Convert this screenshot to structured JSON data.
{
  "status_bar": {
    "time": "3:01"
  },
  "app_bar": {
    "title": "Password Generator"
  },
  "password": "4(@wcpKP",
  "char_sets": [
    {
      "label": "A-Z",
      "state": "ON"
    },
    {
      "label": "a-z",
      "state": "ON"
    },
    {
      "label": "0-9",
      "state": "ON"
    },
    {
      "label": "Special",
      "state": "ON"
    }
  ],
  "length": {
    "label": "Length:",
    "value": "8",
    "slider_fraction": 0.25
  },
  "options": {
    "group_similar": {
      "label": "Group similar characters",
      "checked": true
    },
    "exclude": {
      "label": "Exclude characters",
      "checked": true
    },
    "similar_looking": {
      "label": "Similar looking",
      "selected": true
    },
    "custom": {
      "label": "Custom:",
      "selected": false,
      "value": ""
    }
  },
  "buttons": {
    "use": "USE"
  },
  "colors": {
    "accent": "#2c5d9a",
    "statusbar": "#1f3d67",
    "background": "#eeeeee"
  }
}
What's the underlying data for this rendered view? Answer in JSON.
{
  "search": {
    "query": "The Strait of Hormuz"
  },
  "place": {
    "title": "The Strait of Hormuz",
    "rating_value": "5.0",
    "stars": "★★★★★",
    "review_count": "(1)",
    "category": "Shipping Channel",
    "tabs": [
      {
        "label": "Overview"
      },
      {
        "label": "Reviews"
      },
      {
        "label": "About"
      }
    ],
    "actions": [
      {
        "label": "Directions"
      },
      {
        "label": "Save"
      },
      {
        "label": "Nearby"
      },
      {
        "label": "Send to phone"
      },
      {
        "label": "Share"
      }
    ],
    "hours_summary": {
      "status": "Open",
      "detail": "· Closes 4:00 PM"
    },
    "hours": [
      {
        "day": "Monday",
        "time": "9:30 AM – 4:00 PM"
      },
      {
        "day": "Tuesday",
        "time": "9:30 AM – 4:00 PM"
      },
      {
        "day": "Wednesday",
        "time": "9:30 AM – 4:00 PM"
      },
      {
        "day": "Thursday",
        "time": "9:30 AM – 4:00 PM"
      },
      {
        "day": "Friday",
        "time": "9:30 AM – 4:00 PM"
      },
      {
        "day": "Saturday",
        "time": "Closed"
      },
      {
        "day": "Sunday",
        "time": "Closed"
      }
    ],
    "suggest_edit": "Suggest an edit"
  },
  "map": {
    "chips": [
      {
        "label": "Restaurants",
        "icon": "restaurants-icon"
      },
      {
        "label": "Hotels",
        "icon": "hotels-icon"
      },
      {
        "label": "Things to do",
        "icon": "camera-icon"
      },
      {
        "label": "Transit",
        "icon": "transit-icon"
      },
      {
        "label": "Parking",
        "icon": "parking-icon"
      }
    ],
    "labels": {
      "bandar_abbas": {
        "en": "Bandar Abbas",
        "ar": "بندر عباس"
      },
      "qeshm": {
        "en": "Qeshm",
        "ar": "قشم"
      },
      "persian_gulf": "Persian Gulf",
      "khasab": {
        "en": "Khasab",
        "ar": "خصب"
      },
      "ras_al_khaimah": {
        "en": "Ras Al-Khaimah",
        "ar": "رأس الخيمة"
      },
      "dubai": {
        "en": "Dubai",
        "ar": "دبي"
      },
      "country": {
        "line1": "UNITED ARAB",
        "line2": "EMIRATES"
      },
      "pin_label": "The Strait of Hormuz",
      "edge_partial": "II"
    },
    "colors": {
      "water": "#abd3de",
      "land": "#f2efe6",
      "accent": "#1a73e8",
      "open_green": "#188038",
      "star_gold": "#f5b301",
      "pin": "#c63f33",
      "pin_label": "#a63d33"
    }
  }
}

= = = =

-- Given problem --
In this exercise, repeat all entries exactly.

-- Solved problem --
Convert this screenshot to structured JSON data.
{
  "status_bar": {
    "time": "3:01"
  },
  "app_bar": {
    "title": "Password Generator"
  },
  "password": "4(@wcpKP",
  "char_sets": [
    {
      "label": "A-Z",
      "state": "ON"
    },
    {
      "label": "a-z",
      "state": "ON"
    },
    {
      "label": "0-9",
      "state": "ON"
    },
    {
      "label": "Special",
      "state": "ON"
    }
  ],
  "length": {
    "label": "Length:",
    "value": "8",
    "slider_fraction": 0.25
  },
  "options": {
    "group_similar": {
      "label": "Group similar characters",
      "checked": true
    },
    "exclude": {
      "label": "Exclude characters",
      "checked": true
    },
    "similar_looking": {
      "label": "Similar looking",
      "selected": true
    },
    "custom": {
      "label": "Custom:",
      "selected": false,
      "value": ""
    }
  },
  "buttons": {
    "use": "USE"
  },
  "colors": {
    "accent": "#2c5d9a",
    "statusbar": "#1f3d67",
    "background": "#eeeeee"
  }
}
What's the underlying data for this rendered view? Answer in JSON.
{
  "search": {
    "query": "The Strait of Hormuz"
  },
  "place": {
    "title": "The Strait of Hormuz",
    "rating_value": "5.0",
    "stars": "★★★★★",
    "review_count": "(1)",
    "category": "Shipping Channel",
    "tabs": [
      {
        "label": "Overview"
      },
      {
        "label": "Reviews"
      },
      {
        "label": "About"
      }
    ],
    "actions": [
      {
        "label": "Directions"
      },
      {
        "label": "Save"
      },
      {
        "label": "Nearby"
      },
      {
        "label": "Send to phone"
      },
      {
        "label": "Share"
      }
    ],
    "hours_summary": {
      "status": "Open",
      "detail": "· Closes 4:00 PM"
    },
    "hours": [
      {
        "day": "Monday",
        "time": "9:30 AM – 4:00 PM"
      },
      {
        "day": "Tuesday",
        "time": "9:30 AM – 4:00 PM"
      },
      {
        "day": "Wednesday",
        "time": "9:30 AM – 4:00 PM"
      },
      {
        "day": "Thursday",
        "time": "9:30 AM – 4:00 PM"
      },
      {
        "day": "Friday",
        "time": "9:30 AM – 4:00 PM"
      },
      {
        "day": "Saturday",
        "time": "Closed"
      },
      {
        "day": "Sunday",
        "time": "Closed"
      }
    ],
    "suggest_edit": "Suggest an edit"
  },
  "map": {
    "chips": [
      {
        "label": "Restaurants",
        "icon": "restaurants-icon"
      },
      {
        "label": "Hotels",
        "icon": "hotels-icon"
      },
      {
        "label": "Things to do",
        "icon": "camera-icon"
      },
      {
        "label": "Transit",
        "icon": "transit-icon"
      },
      {
        "label": "Parking",
        "icon": "parking-icon"
      }
    ],
    "labels": {
      "bandar_abbas": {
        "en": "Bandar Abbas",
        "ar": "بندر عباس"
      },
      "qeshm": {
        "en": "Qeshm",
        "ar": "قشم"
      },
      "persian_gulf": "Persian Gulf",
      "khasab": {
        "en": "Khasab",
        "ar": "خصب"
      },
      "ras_al_khaimah": {
        "en": "Ras Al-Khaimah",
        "ar": "رأس الخيمة"
      },
      "dubai": {
        "en": "Dubai",
        "ar": "دبي"
      },
      "country": {
        "line1": "UNITED ARAB",
        "line2": "EMIRATES"
      },
      "pin_label": "The Strait of Hormuz",
      "edge_partial": "II"
    },
    "colors": {
      "water": "#abd3de",
      "land": "#f2efe6",
      "accent": "#1a73e8",
      "open_green": "#188038",
      "star_gold": "#f5b301",
      "pin": "#c63f33",
      "pin_label": "#a63d33"
    }
  }
}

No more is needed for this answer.